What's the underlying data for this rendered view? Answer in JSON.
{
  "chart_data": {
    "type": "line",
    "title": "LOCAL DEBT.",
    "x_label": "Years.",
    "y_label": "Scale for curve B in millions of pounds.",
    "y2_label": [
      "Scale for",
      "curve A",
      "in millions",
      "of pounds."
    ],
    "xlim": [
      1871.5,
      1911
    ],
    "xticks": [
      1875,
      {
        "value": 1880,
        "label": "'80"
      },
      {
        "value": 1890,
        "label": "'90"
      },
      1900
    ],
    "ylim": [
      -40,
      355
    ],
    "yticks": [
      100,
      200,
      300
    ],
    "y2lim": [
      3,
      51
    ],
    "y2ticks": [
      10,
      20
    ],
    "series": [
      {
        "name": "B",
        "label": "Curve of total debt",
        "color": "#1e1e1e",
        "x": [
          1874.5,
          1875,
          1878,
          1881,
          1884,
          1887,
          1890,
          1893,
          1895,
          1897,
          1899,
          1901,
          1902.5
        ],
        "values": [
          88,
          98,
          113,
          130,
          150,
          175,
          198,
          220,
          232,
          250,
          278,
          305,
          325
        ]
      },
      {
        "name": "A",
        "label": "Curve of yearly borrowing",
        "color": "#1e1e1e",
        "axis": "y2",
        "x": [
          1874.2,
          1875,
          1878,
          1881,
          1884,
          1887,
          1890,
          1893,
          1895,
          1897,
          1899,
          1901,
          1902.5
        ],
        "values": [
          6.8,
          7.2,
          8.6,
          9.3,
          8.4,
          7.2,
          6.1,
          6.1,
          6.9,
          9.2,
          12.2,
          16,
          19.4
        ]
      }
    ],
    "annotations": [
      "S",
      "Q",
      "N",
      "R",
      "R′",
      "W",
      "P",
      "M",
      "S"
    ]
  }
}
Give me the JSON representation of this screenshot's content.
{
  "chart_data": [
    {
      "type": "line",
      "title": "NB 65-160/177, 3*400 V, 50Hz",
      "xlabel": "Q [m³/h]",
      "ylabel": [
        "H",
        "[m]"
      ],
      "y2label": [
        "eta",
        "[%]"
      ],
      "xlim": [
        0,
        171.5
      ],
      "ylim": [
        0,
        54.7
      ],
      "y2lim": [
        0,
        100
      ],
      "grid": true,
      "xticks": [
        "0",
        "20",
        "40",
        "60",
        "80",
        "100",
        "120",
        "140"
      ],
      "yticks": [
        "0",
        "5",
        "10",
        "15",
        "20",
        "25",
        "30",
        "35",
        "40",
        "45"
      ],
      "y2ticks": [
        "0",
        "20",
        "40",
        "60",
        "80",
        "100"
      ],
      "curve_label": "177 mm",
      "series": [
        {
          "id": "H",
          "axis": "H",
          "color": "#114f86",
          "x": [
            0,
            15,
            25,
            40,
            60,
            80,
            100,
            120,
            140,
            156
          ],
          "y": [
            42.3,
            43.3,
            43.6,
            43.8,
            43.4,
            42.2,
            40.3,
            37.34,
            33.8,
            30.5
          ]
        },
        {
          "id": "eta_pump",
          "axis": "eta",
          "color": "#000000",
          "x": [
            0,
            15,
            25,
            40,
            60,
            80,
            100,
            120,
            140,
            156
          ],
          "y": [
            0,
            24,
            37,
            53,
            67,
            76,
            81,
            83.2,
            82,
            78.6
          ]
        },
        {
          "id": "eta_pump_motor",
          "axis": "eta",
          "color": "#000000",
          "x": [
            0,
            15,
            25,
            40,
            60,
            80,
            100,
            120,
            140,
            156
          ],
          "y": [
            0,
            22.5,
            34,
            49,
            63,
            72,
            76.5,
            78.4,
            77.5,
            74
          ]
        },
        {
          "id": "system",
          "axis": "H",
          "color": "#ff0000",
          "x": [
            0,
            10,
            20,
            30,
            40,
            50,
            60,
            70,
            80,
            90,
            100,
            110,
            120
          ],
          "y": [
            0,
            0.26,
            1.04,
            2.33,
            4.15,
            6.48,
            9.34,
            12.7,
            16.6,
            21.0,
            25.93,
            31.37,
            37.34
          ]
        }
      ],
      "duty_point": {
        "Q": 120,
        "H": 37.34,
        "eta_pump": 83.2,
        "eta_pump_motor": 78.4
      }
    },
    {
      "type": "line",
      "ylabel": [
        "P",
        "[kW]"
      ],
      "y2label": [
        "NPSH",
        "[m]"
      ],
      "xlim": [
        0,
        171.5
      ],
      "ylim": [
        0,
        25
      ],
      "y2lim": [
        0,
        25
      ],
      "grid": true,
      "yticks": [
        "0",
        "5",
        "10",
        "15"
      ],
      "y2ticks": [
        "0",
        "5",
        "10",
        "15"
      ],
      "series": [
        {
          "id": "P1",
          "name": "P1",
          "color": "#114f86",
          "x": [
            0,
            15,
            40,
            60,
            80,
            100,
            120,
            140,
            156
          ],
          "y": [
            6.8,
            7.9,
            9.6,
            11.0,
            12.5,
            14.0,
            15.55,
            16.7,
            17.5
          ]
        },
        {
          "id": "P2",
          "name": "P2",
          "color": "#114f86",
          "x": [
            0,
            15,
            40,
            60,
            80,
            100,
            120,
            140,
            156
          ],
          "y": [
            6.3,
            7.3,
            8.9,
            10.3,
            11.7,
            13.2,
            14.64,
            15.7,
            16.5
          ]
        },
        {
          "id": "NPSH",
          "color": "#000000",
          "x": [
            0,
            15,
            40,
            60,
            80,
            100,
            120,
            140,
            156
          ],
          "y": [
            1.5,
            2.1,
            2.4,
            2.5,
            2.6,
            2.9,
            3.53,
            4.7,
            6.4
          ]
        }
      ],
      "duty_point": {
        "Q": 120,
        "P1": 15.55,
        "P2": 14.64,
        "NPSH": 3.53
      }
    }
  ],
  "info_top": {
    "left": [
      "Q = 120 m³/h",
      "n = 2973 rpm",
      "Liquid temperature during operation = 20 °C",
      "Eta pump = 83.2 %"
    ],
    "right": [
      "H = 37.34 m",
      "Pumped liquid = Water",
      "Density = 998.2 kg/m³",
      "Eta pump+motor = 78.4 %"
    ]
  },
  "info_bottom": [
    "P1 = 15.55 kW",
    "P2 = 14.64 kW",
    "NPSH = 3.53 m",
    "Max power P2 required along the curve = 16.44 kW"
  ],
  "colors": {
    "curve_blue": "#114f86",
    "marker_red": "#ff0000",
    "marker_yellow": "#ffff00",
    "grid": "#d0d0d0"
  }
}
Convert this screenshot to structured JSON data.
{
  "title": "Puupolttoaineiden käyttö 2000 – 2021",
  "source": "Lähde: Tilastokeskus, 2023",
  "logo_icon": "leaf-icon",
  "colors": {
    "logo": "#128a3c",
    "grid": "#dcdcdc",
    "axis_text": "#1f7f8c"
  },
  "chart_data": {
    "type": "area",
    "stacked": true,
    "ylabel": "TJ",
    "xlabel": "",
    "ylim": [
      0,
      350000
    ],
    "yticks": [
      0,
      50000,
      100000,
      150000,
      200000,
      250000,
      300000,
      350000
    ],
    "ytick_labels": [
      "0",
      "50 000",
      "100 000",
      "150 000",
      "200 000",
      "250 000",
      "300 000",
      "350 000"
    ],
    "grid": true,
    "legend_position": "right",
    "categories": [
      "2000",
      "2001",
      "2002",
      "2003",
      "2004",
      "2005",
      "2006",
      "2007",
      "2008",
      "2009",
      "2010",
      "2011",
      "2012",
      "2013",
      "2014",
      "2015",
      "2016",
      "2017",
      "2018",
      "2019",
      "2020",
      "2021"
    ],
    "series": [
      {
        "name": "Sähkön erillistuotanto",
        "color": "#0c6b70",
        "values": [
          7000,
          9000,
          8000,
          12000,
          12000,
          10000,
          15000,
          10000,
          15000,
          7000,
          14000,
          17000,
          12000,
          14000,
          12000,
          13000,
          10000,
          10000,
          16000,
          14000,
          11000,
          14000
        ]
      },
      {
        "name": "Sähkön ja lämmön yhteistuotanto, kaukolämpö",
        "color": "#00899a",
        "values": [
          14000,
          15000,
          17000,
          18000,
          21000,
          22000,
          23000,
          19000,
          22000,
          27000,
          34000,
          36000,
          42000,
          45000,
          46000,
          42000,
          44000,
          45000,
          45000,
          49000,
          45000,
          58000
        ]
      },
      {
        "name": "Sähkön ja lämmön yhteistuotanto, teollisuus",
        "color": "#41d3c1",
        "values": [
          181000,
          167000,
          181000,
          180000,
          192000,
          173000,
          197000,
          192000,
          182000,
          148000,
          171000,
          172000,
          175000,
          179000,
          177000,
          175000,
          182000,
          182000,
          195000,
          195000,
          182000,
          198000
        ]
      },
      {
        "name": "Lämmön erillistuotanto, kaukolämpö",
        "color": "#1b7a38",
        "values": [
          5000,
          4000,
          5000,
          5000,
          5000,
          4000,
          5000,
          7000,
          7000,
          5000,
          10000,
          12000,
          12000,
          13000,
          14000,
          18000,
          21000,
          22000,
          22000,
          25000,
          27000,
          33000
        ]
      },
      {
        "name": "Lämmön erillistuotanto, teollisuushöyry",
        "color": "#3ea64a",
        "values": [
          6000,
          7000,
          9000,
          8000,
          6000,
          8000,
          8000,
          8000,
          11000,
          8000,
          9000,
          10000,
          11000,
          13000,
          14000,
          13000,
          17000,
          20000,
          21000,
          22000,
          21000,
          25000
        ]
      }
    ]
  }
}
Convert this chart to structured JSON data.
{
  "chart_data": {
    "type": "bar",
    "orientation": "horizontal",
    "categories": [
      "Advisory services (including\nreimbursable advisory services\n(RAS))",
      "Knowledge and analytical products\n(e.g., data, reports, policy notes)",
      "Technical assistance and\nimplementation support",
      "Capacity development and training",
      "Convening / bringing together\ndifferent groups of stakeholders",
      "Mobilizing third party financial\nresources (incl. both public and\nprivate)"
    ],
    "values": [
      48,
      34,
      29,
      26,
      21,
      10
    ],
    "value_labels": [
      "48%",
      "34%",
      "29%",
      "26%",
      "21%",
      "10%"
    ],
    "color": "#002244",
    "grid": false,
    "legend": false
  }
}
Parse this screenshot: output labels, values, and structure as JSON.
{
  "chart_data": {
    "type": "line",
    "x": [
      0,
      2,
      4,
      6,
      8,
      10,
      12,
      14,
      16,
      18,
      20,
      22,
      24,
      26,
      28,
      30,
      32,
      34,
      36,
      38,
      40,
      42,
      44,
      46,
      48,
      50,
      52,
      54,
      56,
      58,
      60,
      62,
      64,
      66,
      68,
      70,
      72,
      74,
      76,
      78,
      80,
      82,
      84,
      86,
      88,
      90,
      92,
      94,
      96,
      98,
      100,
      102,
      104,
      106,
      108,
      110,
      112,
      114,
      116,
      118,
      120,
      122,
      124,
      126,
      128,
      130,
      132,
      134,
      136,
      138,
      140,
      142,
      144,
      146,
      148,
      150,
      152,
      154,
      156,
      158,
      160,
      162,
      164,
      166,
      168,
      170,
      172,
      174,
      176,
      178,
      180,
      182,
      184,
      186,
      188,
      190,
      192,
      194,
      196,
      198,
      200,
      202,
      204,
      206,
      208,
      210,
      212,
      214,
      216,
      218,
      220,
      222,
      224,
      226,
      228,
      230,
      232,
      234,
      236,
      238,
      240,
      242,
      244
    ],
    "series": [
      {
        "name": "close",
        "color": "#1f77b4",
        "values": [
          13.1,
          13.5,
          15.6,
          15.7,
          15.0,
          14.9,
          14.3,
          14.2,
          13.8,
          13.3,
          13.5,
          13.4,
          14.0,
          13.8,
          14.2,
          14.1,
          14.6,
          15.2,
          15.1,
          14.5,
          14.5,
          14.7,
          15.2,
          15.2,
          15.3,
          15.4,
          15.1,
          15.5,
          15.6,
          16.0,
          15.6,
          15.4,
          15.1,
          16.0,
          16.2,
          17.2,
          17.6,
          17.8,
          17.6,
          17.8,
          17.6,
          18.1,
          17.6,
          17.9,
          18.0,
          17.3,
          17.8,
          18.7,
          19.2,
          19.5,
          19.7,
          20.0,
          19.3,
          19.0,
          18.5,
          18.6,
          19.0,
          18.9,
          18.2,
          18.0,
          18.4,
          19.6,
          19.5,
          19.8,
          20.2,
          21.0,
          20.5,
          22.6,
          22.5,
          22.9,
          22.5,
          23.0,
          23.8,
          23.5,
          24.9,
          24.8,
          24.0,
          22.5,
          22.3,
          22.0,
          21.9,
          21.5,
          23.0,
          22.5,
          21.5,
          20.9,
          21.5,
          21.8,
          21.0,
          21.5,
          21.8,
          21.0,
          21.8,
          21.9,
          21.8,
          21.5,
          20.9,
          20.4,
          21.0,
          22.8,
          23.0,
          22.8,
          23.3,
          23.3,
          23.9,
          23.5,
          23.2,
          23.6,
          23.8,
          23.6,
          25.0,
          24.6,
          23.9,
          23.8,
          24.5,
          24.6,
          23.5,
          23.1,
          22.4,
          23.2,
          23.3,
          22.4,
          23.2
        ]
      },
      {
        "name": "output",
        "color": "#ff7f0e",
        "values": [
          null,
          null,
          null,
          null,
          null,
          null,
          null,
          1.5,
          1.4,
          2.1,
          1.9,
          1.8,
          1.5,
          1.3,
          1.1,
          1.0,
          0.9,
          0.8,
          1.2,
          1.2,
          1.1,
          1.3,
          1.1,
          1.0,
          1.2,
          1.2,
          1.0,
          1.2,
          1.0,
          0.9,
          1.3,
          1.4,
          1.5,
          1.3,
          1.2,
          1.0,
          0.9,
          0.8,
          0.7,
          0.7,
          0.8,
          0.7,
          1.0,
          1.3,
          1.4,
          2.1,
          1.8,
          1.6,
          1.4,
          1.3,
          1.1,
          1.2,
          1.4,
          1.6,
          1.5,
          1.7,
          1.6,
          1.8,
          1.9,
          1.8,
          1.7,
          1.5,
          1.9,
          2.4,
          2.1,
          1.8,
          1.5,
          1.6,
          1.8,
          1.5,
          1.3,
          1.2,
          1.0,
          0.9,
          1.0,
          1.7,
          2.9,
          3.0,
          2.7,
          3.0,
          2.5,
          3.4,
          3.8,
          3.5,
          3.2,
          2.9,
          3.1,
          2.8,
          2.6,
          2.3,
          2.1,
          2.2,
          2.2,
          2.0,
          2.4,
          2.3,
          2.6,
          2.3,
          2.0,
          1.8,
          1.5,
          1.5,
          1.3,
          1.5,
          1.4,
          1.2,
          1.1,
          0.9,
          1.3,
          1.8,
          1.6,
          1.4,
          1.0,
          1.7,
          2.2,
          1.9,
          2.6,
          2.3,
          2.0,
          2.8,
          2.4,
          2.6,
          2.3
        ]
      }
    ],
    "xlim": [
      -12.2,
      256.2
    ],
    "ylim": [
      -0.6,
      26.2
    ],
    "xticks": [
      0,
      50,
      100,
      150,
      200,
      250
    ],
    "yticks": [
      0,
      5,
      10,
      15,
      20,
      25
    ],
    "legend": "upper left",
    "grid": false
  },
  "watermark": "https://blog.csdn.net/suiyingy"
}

◇ ◇ ◇

**Written problem**
Across the entries, how many lines contain "name"? Reply with the number only.

**Task answer**
11